# Stated problem:
Write out all of the records precisely. Skip anything that is a picture.

Saved entries
◇ ◇ ◇ ◇ ◇ ◇ ◇

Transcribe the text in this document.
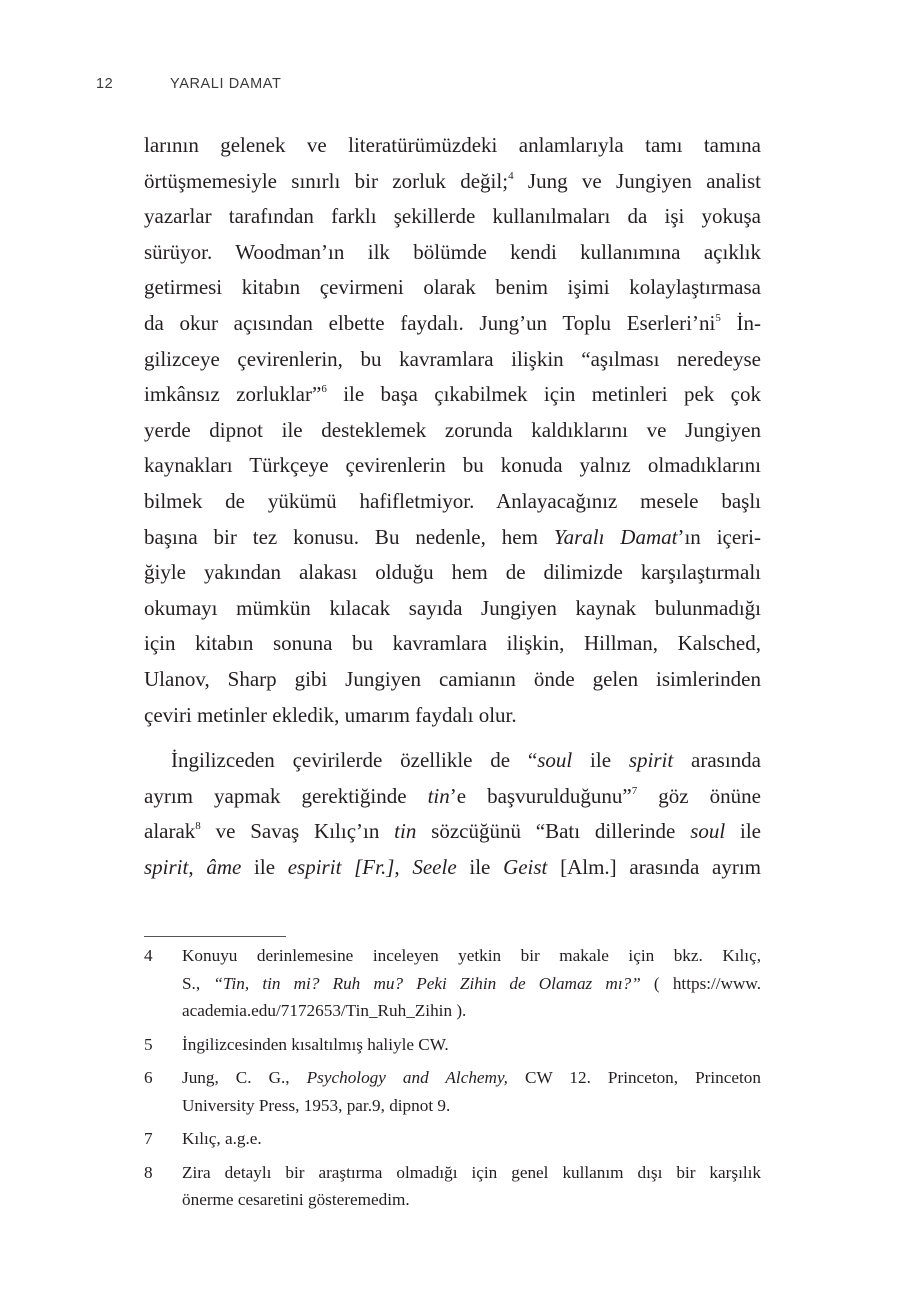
12	YARALI DAMAT
larının gelenek ve literatürümüzdeki anlamlarıyla tamı tamına
örtüşmemesiyle sınırlı bir zorluk değil;$^4$ Jung ve Jungiyen analist
yazarlar tarafından farklı şekillerde kullanılmaları da işi yokuşa
sürüyor. Woodman’ın ilk bölümde kendi kullanımına açıklık
getirmesi kitabın çevirmeni olarak benim işimi kolaylaştırmasa
da okur açısından elbette faydalı. Jung’un Toplu Eserleri’ni$^5$ İn-
gilizceye çevirenlerin, bu kavramlara ilişkin “aşılması neredeyse
imkânsız zorluklar”$^6$ ile başa çıkabilmek için metinleri pek çok
yerde dipnot ile desteklemek zorunda kaldıklarını ve Jungiyen
kaynakları Türkçeye çevirenlerin bu konuda yalnız olmadıklarını
bilmek de yükümü hafifletmiyor. Anlayacağınız mesele başlı
başına bir tez konusu. Bu nedenle, hem Yaralı Damat’ın içeri-
ğiyle yakından alakası olduğu hem de dilimizde karşılaştırmalı
okumayı mümkün kılacak sayıda Jungiyen kaynak bulunmadığı
için kitabın sonuna bu kavramlara ilişkin, Hillman, Kalsched,
Ulanov, Sharp gibi Jungiyen camianın önde gelen isimlerinden
çeviri metinler ekledik, umarım faydalı olur.
İngilizceden çevirilerde özellikle de “soul ile spirit arasında
ayrım yapmak gerektiğinde tin’e başvurulduğunu”$^7$ göz önüne
alarak$^8$ ve Savaş Kılıç’ın tin sözcüğünü “Batı dillerinde soul ile
spirit, âme ile espirit [Fr.], Seele ile Geist [Alm.] arasında ayrım
4 Konuyu derinlemesine inceleyen yetkin bir makale için bkz. Kılıç,
S., “Tin, tin mi? Ruh mu? Peki Zihin de Olamaz mı?” ( https://www.
academia.edu/7172653/Tin_Ruh_Zihin ).
5 İngilizcesinden kısaltılmış haliyle CW.
6 Jung, C. G., Psychology and Alchemy, CW 12. Princeton, Princeton
University Press, 1953, par.9, dipnot 9.
7 Kılıç, a.g.e.
8 Zira detaylı bir araştırma olmadığı için genel kullanım dışı bir karşılık
önerme cesaretini gösteremedim.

◇ ◇ ◇ ◇ ◇ ◇ ◇

# Final result:
Transcribe the text in this document.
12	YARALI DAMAT
larının gelenek ve literatürümüzdeki anlamlarıyla tamı tamına
örtüşmemesiyle sınırlı bir zorluk değil;$^4$ Jung ve Jungiyen analist
yazarlar tarafından farklı şekillerde kullanılmaları da işi yokuşa
sürüyor. Woodman’ın ilk bölümde kendi kullanımına açıklık
getirmesi kitabın çevirmeni olarak benim işimi kolaylaştırmasa
da okur açısından elbette faydalı. Jung’un Toplu Eserleri’ni$^5$ İn-
gilizceye çevirenlerin, bu kavramlara ilişkin “aşılması neredeyse
imkânsız zorluklar”$^6$ ile başa çıkabilmek için metinleri pek çok
yerde dipnot ile desteklemek zorunda kaldıklarını ve Jungiyen
kaynakları Türkçeye çevirenlerin bu konuda yalnız olmadıklarını
bilmek de yükümü hafifletmiyor. Anlayacağınız mesele başlı
başına bir tez konusu. Bu nedenle, hem Yaralı Damat’ın içeri-
ğiyle yakından alakası olduğu hem de dilimizde karşılaştırmalı
okumayı mümkün kılacak sayıda Jungiyen kaynak bulunmadığı
için kitabın sonuna bu kavramlara ilişkin, Hillman, Kalsched,
Ulanov, Sharp gibi Jungiyen camianın önde gelen isimlerinden
çeviri metinler ekledik, umarım faydalı olur.
İngilizceden çevirilerde özellikle de “soul ile spirit arasında
ayrım yapmak gerektiğinde tin’e başvurulduğunu”$^7$ göz önüne
alarak$^8$ ve Savaş Kılıç’ın tin sözcüğünü “Batı dillerinde soul ile
spirit, âme ile espirit [Fr.], Seele ile Geist [Alm.] arasında ayrım
4 Konuyu derinlemesine inceleyen yetkin bir makale için bkz. Kılıç,
S., “Tin, tin mi? Ruh mu? Peki Zihin de Olamaz mı?” ( https://www.
academia.edu/7172653/Tin_Ruh_Zihin ).
5 İngilizcesinden kısaltılmış haliyle CW.
6 Jung, C. G., Psychology and Alchemy, CW 12. Princeton, Princeton
University Press, 1953, par.9, dipnot 9.
7 Kılıç, a.g.e.
8 Zira detaylı bir araştırma olmadığı için genel kullanım dışı bir karşılık
önerme cesaretini gösteremedim.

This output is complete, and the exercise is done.